[Rows from a dataset]
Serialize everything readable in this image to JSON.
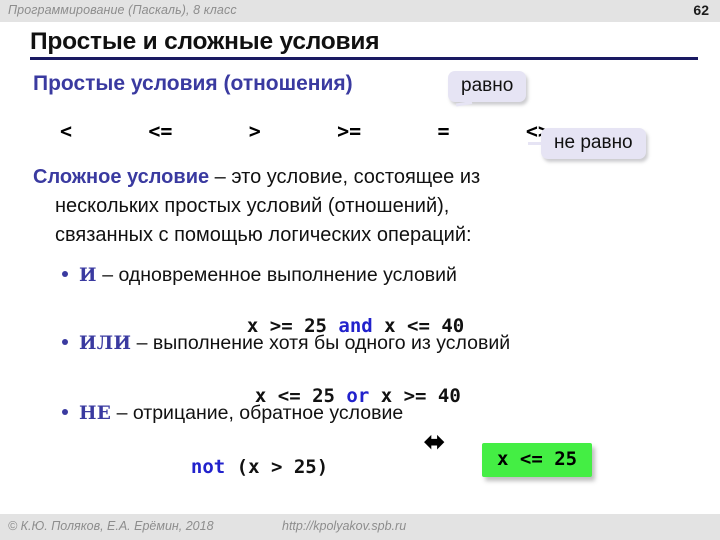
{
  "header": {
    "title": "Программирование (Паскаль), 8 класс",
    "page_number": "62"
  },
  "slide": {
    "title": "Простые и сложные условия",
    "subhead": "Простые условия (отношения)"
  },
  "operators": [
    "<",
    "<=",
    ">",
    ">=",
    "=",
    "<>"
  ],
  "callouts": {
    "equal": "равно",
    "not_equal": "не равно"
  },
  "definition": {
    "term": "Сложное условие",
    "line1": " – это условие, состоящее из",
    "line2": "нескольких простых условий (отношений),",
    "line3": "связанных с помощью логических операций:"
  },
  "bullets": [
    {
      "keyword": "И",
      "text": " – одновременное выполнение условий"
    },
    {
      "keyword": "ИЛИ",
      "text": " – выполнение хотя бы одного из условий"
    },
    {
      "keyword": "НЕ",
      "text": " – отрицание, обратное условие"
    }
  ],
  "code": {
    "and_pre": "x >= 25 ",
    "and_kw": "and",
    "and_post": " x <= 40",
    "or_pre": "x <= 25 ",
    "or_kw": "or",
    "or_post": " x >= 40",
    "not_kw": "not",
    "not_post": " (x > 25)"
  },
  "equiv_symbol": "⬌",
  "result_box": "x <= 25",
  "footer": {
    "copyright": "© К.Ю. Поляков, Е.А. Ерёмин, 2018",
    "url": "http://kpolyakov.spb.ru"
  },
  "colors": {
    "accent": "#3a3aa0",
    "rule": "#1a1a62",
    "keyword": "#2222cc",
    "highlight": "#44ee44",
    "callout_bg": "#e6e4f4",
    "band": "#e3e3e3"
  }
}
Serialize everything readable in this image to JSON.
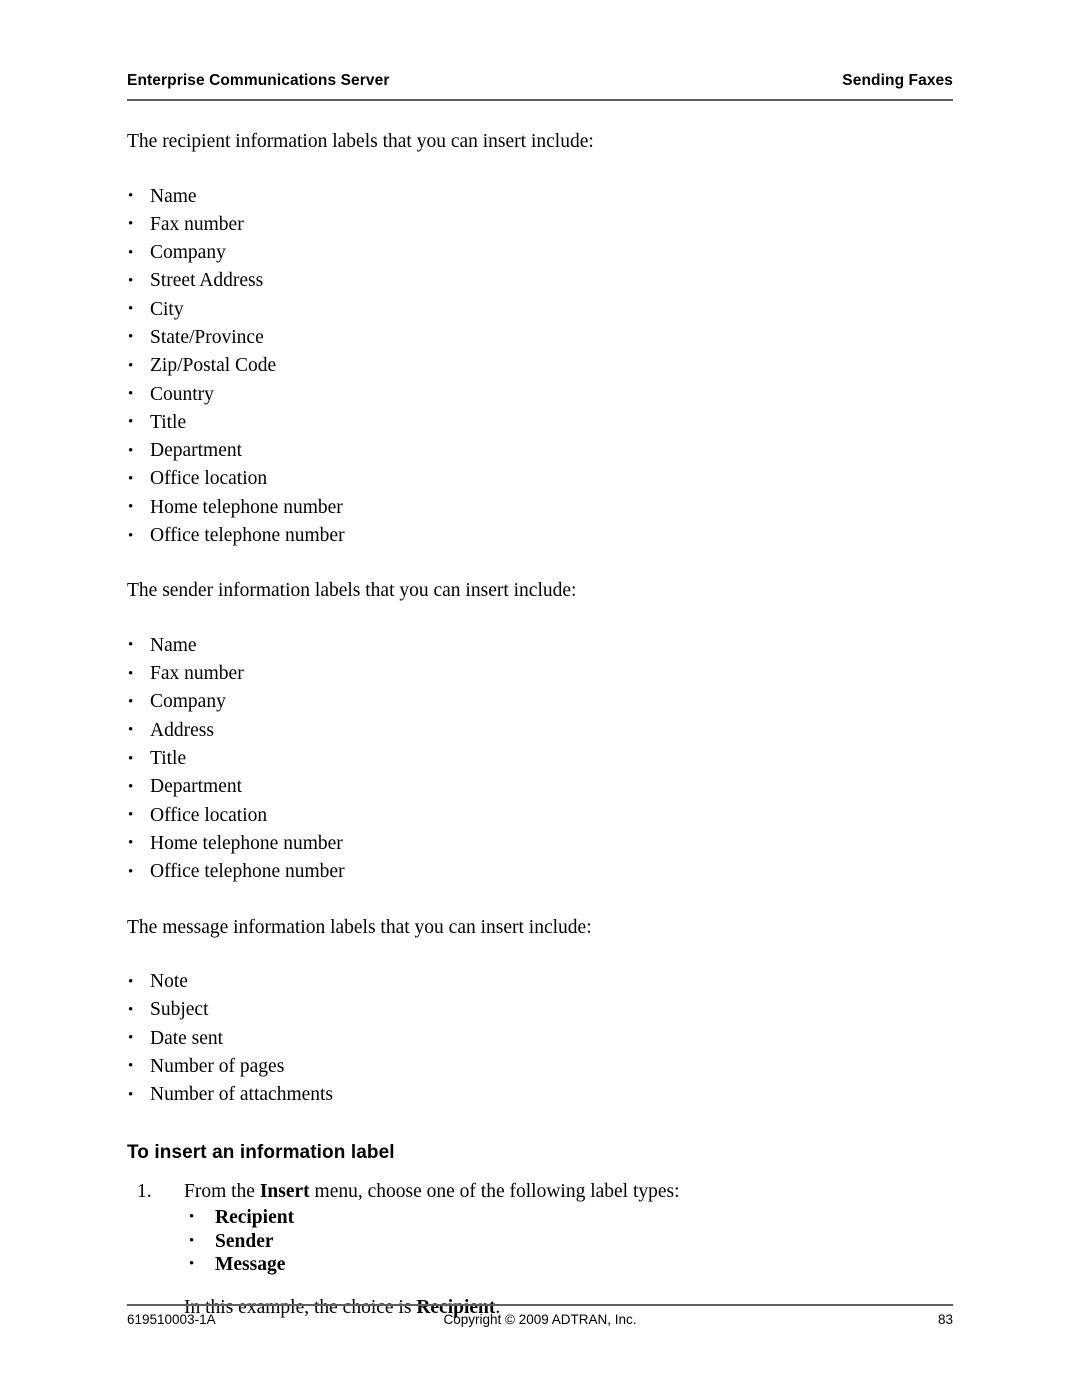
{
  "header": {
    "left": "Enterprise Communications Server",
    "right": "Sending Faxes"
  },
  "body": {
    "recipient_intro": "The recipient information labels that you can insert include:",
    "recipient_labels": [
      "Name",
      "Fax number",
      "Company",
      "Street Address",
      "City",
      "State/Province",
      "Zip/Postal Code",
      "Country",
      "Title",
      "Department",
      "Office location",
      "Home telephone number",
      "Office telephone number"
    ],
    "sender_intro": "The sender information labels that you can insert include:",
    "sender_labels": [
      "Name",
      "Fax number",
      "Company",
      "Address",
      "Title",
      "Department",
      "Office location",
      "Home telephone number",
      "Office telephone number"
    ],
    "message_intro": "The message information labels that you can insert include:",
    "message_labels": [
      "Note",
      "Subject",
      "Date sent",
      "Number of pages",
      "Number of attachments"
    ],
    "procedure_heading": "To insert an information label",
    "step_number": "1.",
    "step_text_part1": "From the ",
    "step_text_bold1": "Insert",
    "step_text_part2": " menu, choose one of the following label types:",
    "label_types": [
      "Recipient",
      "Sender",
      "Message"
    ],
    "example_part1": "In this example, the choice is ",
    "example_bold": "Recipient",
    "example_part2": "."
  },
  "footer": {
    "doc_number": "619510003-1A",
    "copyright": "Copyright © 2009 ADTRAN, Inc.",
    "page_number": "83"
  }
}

> [What is needed]: Exactly reproduce each record, leaving out any pictures.

> [In response]:
Serialize everything readable in this image to JSON.
{
  "header": {
    "title": "Программирование (Паскаль), 8 класс",
    "page_number": "62"
  },
  "slide": {
    "title": "Простые и сложные условия",
    "subhead": "Простые условия (отношения)"
  },
  "operators": [
    "<",
    "<=",
    ">",
    ">=",
    "=",
    "<>"
  ],
  "callouts": {
    "equal": "равно",
    "not_equal": "не равно"
  },
  "definition": {
    "term": "Сложное условие",
    "line1": " – это условие, состоящее из",
    "line2": "нескольких простых условий (отношений),",
    "line3": "связанных с помощью логических операций:"
  },
  "bullets": [
    {
      "keyword": "И",
      "text": " – одновременное выполнение условий"
    },
    {
      "keyword": "ИЛИ",
      "text": " – выполнение хотя бы одного из условий"
    },
    {
      "keyword": "НЕ",
      "text": " – отрицание, обратное условие"
    }
  ],
  "code": {
    "and_pre": "x >= 25 ",
    "and_kw": "and",
    "and_post": " x <= 40",
    "or_pre": "x <= 25 ",
    "or_kw": "or",
    "or_post": " x >= 40",
    "not_kw": "not",
    "not_post": " (x > 25)"
  },
  "equiv_symbol": "⬌",
  "result_box": "x <= 25",
  "footer": {
    "copyright": "© К.Ю. Поляков, Е.А. Ерёмин, 2018",
    "url": "http://kpolyakov.spb.ru"
  },
  "colors": {
    "accent": "#3a3aa0",
    "rule": "#1a1a62",
    "keyword": "#2222cc",
    "highlight": "#44ee44",
    "callout_bg": "#e6e4f4",
    "band": "#e3e3e3"
  }
}
Serialize everything readable in this image to JSON.
{
  "header": {
    "left": "Enterprise Communications Server",
    "right": "Sending Faxes"
  },
  "body": {
    "recipient_intro": "The recipient information labels that you can insert include:",
    "recipient_labels": [
      "Name",
      "Fax number",
      "Company",
      "Street Address",
      "City",
      "State/Province",
      "Zip/Postal Code",
      "Country",
      "Title",
      "Department",
      "Office location",
      "Home telephone number",
      "Office telephone number"
    ],
    "sender_intro": "The sender information labels that you can insert include:",
    "sender_labels": [
      "Name",
      "Fax number",
      "Company",
      "Address",
      "Title",
      "Department",
      "Office location",
      "Home telephone number",
      "Office telephone number"
    ],
    "message_intro": "The message information labels that you can insert include:",
    "message_labels": [
      "Note",
      "Subject",
      "Date sent",
      "Number of pages",
      "Number of attachments"
    ],
    "procedure_heading": "To insert an information label",
    "step_number": "1.",
    "step_text_part1": "From the ",
    "step_text_bold1": "Insert",
    "step_text_part2": " menu, choose one of the following label types:",
    "label_types": [
      "Recipient",
      "Sender",
      "Message"
    ],
    "example_part1": "In this example, the choice is ",
    "example_bold": "Recipient",
    "example_part2": "."
  },
  "footer": {
    "doc_number": "619510003-1A",
    "copyright": "Copyright © 2009 ADTRAN, Inc.",
    "page_number": "83"
  }
}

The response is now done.